◆ Problem ◆
Return the records word for word. Any pictures in them are not part of the copy.
---- Extracted information
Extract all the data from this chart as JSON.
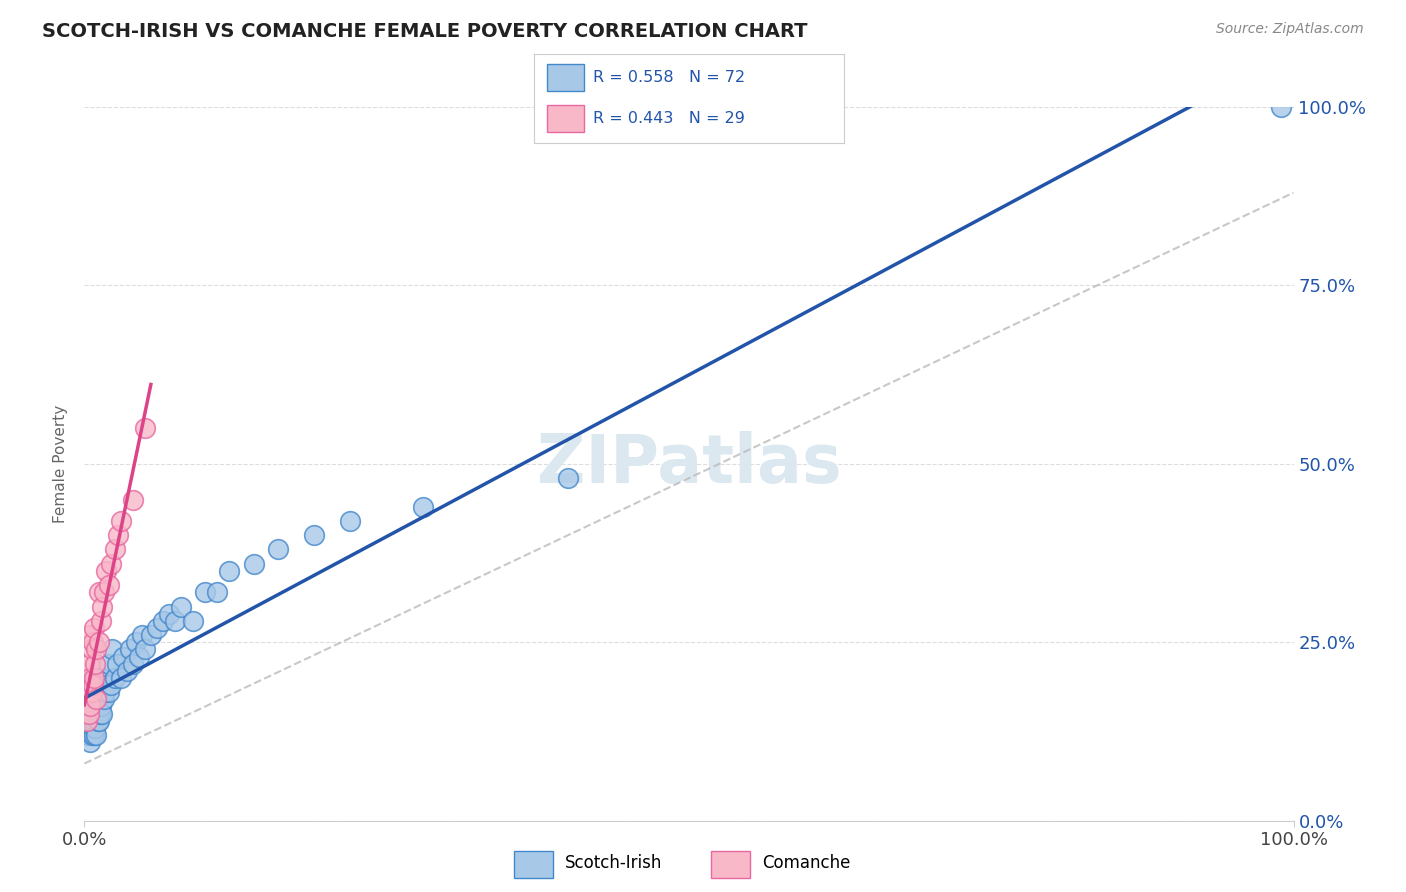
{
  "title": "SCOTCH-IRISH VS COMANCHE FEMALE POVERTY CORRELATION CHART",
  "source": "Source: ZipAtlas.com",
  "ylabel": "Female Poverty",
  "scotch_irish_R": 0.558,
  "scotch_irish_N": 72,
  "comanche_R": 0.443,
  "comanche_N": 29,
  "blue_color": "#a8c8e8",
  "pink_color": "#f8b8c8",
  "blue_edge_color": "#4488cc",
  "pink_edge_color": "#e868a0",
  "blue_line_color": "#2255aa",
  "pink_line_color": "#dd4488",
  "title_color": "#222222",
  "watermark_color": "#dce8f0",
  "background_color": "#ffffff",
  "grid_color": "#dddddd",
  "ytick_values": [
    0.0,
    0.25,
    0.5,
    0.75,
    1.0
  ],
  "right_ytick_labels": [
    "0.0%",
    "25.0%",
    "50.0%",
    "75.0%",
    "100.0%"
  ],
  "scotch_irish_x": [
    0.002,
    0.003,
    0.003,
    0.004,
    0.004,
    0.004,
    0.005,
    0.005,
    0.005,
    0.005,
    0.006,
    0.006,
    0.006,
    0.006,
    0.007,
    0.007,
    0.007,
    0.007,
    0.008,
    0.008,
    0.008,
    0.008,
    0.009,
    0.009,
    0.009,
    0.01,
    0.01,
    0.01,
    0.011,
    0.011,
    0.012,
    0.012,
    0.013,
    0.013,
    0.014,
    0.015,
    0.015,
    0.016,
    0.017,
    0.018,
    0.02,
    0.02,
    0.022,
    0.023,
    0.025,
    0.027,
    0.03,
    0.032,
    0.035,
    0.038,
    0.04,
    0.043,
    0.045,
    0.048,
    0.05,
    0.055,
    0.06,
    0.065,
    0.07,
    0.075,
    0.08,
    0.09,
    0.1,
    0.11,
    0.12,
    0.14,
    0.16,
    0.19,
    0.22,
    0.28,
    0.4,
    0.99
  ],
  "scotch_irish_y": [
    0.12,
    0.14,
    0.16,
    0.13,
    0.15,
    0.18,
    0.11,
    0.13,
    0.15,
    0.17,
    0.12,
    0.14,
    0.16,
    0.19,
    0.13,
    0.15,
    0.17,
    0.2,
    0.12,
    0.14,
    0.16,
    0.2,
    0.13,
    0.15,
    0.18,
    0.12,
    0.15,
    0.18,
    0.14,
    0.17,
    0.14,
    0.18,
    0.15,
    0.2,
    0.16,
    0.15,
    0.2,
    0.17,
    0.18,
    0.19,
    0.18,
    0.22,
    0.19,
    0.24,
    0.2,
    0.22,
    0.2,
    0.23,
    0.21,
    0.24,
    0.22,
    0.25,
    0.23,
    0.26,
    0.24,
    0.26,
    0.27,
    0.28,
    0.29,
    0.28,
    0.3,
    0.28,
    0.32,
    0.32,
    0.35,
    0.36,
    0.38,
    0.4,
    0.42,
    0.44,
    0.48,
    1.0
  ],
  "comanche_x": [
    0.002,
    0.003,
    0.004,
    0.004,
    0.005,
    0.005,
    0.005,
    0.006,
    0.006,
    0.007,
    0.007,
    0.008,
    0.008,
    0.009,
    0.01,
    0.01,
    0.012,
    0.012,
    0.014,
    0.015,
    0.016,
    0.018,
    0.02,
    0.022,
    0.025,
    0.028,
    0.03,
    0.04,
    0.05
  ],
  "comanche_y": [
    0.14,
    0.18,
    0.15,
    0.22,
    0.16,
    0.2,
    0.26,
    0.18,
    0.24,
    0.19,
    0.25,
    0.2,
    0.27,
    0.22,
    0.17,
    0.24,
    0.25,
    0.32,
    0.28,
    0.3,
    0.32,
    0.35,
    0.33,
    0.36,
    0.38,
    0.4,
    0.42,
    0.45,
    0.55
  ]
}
--------
◆ Solution to this problem ◆
Extract all the data from this chart as JSON.
{
  "title": "SCOTCH-IRISH VS COMANCHE FEMALE POVERTY CORRELATION CHART",
  "source": "Source: ZipAtlas.com",
  "ylabel": "Female Poverty",
  "scotch_irish_R": 0.558,
  "scotch_irish_N": 72,
  "comanche_R": 0.443,
  "comanche_N": 29,
  "blue_color": "#a8c8e8",
  "pink_color": "#f8b8c8",
  "blue_edge_color": "#4488cc",
  "pink_edge_color": "#e868a0",
  "blue_line_color": "#2255aa",
  "pink_line_color": "#dd4488",
  "title_color": "#222222",
  "watermark_color": "#dce8f0",
  "background_color": "#ffffff",
  "grid_color": "#dddddd",
  "ytick_values": [
    0.0,
    0.25,
    0.5,
    0.75,
    1.0
  ],
  "right_ytick_labels": [
    "0.0%",
    "25.0%",
    "50.0%",
    "75.0%",
    "100.0%"
  ],
  "scotch_irish_x": [
    0.002,
    0.003,
    0.003,
    0.004,
    0.004,
    0.004,
    0.005,
    0.005,
    0.005,
    0.005,
    0.006,
    0.006,
    0.006,
    0.006,
    0.007,
    0.007,
    0.007,
    0.007,
    0.008,
    0.008,
    0.008,
    0.008,
    0.009,
    0.009,
    0.009,
    0.01,
    0.01,
    0.01,
    0.011,
    0.011,
    0.012,
    0.012,
    0.013,
    0.013,
    0.014,
    0.015,
    0.015,
    0.016,
    0.017,
    0.018,
    0.02,
    0.02,
    0.022,
    0.023,
    0.025,
    0.027,
    0.03,
    0.032,
    0.035,
    0.038,
    0.04,
    0.043,
    0.045,
    0.048,
    0.05,
    0.055,
    0.06,
    0.065,
    0.07,
    0.075,
    0.08,
    0.09,
    0.1,
    0.11,
    0.12,
    0.14,
    0.16,
    0.19,
    0.22,
    0.28,
    0.4,
    0.99
  ],
  "scotch_irish_y": [
    0.12,
    0.14,
    0.16,
    0.13,
    0.15,
    0.18,
    0.11,
    0.13,
    0.15,
    0.17,
    0.12,
    0.14,
    0.16,
    0.19,
    0.13,
    0.15,
    0.17,
    0.2,
    0.12,
    0.14,
    0.16,
    0.2,
    0.13,
    0.15,
    0.18,
    0.12,
    0.15,
    0.18,
    0.14,
    0.17,
    0.14,
    0.18,
    0.15,
    0.2,
    0.16,
    0.15,
    0.2,
    0.17,
    0.18,
    0.19,
    0.18,
    0.22,
    0.19,
    0.24,
    0.2,
    0.22,
    0.2,
    0.23,
    0.21,
    0.24,
    0.22,
    0.25,
    0.23,
    0.26,
    0.24,
    0.26,
    0.27,
    0.28,
    0.29,
    0.28,
    0.3,
    0.28,
    0.32,
    0.32,
    0.35,
    0.36,
    0.38,
    0.4,
    0.42,
    0.44,
    0.48,
    1.0
  ],
  "comanche_x": [
    0.002,
    0.003,
    0.004,
    0.004,
    0.005,
    0.005,
    0.005,
    0.006,
    0.006,
    0.007,
    0.007,
    0.008,
    0.008,
    0.009,
    0.01,
    0.01,
    0.012,
    0.012,
    0.014,
    0.015,
    0.016,
    0.018,
    0.02,
    0.022,
    0.025,
    0.028,
    0.03,
    0.04,
    0.05
  ],
  "comanche_y": [
    0.14,
    0.18,
    0.15,
    0.22,
    0.16,
    0.2,
    0.26,
    0.18,
    0.24,
    0.19,
    0.25,
    0.2,
    0.27,
    0.22,
    0.17,
    0.24,
    0.25,
    0.32,
    0.28,
    0.3,
    0.32,
    0.35,
    0.33,
    0.36,
    0.38,
    0.4,
    0.42,
    0.45,
    0.55
  ]
}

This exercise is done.